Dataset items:
━━━━━━━━━━━━━━━━━━━━━━━━━━━━━━
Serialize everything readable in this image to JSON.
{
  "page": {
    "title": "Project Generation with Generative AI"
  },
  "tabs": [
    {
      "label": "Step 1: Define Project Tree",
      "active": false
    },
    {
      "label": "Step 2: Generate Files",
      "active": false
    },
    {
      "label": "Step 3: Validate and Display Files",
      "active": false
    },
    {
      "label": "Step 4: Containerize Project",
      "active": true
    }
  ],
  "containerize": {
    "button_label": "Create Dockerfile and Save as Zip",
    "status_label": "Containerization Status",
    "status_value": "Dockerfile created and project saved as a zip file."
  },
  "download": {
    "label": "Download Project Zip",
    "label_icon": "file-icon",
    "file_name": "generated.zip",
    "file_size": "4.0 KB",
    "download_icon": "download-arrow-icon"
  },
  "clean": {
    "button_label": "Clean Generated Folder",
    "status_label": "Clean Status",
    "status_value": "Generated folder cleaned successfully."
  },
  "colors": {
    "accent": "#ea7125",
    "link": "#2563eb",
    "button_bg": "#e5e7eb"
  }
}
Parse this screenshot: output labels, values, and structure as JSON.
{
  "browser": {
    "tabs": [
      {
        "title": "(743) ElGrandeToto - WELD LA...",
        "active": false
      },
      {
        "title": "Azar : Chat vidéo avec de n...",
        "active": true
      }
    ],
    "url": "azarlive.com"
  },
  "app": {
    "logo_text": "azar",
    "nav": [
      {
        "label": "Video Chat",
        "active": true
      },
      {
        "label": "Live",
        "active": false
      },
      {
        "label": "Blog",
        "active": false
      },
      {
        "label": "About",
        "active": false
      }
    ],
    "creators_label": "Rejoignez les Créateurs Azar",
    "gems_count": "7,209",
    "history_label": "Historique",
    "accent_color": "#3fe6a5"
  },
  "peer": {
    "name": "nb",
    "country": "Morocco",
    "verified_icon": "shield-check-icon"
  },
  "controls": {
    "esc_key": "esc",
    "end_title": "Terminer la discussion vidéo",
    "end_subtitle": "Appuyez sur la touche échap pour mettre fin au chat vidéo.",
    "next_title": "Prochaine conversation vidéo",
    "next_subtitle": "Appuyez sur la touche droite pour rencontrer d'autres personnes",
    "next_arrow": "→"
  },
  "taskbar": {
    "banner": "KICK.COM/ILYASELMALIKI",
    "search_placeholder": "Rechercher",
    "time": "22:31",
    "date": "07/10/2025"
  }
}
━━━━━━━━━━━━━━━━━━━━━━━━━━━━━━
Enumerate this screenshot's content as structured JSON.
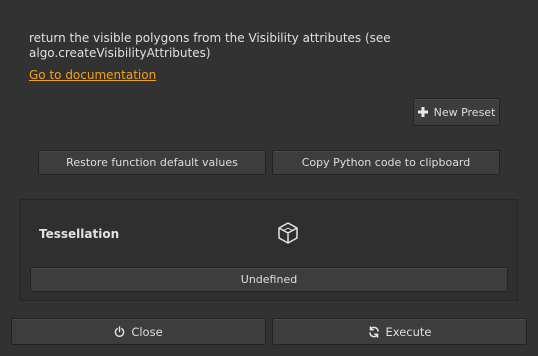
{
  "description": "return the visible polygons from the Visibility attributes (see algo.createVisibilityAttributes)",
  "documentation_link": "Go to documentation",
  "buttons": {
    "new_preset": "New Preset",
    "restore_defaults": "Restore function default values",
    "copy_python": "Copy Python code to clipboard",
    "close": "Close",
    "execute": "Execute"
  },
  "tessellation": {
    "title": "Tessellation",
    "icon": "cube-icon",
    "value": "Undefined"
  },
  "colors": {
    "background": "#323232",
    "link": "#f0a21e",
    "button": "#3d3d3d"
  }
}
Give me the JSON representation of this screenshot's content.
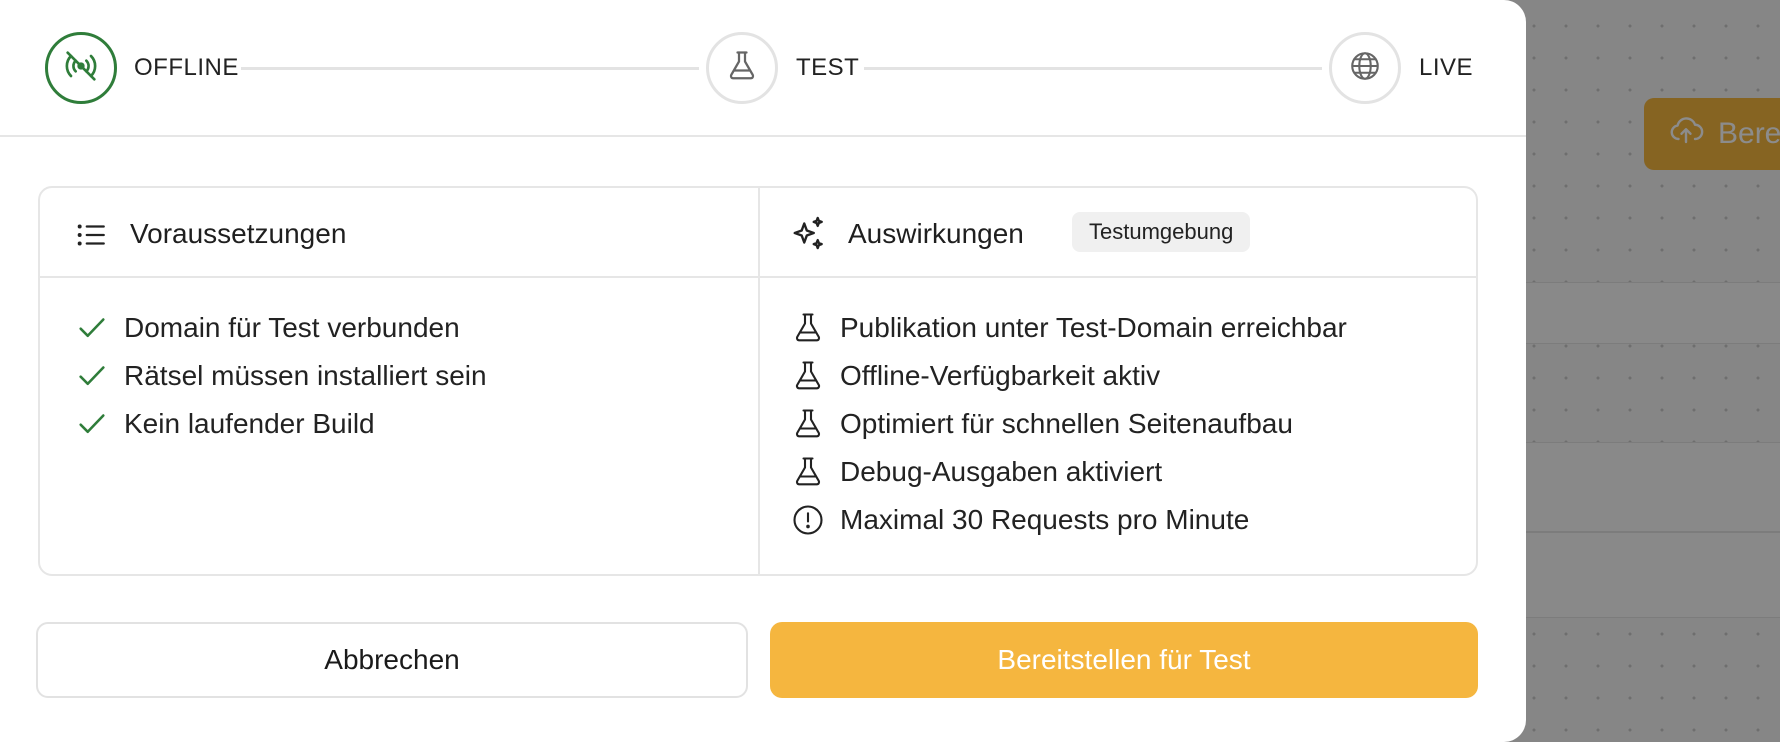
━━━━━━━━━━━━━━━━━━━━━━━━━━━━━━
## DESCRIPTION OF THE TASK
From the records above, quote word for word only the lines beginning at the line that has "Enumerate this screenshot's" and stopping after the line that has "Give me the". Omit the pictures.

## EXERCISE RESULT
Enumerate this screenshot's content as structured JSON.
{
  "description": "return the visible polygons from the Visibility attributes (see algo.createVisibilityAttributes)",
  "documentation_link": "Go to documentation",
  "buttons": {
    "new_preset": "New Preset",
    "restore_defaults": "Restore function default values",
    "copy_python": "Copy Python code to clipboard",
    "close": "Close",
    "execute": "Execute"
  },
  "tessellation": {
    "title": "Tessellation",
    "icon": "cube-icon",
    "value": "Undefined"
  },
  "colors": {
    "background": "#323232",
    "link": "#f0a21e",
    "button": "#3d3d3d"
  }
}
Give me the JSON representation of this screenshot's content.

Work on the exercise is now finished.